**Data supplied:**

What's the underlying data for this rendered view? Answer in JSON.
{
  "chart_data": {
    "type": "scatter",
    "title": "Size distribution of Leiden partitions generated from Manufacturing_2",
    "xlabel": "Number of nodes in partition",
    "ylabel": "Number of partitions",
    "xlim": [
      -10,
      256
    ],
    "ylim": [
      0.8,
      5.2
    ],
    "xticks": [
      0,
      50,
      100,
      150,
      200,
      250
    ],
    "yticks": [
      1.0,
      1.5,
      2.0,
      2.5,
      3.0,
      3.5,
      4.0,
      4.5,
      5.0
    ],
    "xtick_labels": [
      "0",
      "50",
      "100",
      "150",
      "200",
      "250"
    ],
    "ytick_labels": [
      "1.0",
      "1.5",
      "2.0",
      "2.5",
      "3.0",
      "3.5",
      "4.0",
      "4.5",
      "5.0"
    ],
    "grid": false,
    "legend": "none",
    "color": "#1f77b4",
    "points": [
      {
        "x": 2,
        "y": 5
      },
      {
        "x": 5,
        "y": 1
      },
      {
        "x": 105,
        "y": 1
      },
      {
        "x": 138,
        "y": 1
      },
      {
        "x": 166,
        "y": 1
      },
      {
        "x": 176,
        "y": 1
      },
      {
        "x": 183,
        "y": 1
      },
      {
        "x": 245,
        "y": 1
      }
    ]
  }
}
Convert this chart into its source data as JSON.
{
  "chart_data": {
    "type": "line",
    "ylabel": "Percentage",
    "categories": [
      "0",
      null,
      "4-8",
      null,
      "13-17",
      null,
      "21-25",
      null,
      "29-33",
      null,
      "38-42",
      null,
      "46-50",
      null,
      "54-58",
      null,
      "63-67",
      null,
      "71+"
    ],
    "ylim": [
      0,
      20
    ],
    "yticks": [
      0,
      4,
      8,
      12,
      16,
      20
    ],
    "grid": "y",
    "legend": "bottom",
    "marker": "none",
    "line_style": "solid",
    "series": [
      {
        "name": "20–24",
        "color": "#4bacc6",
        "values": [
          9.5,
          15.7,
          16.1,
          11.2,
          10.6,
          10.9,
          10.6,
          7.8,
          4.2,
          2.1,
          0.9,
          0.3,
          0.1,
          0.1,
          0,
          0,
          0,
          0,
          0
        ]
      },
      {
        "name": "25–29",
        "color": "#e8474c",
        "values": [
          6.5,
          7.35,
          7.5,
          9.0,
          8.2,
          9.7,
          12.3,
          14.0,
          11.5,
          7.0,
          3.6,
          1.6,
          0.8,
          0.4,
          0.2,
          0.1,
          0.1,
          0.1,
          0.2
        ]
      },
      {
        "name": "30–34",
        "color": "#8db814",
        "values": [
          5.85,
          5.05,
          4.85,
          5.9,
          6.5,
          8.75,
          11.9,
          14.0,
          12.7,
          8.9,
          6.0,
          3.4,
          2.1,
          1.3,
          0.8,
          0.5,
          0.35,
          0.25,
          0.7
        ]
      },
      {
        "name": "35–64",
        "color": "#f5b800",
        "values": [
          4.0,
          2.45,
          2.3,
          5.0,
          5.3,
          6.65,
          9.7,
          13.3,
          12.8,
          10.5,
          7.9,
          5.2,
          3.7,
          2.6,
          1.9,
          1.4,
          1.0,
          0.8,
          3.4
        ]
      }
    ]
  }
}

**Stated exercise:**
Of all the lines above, how many contain the word "name"? Give the number and nothing else.

**The completed task:**
4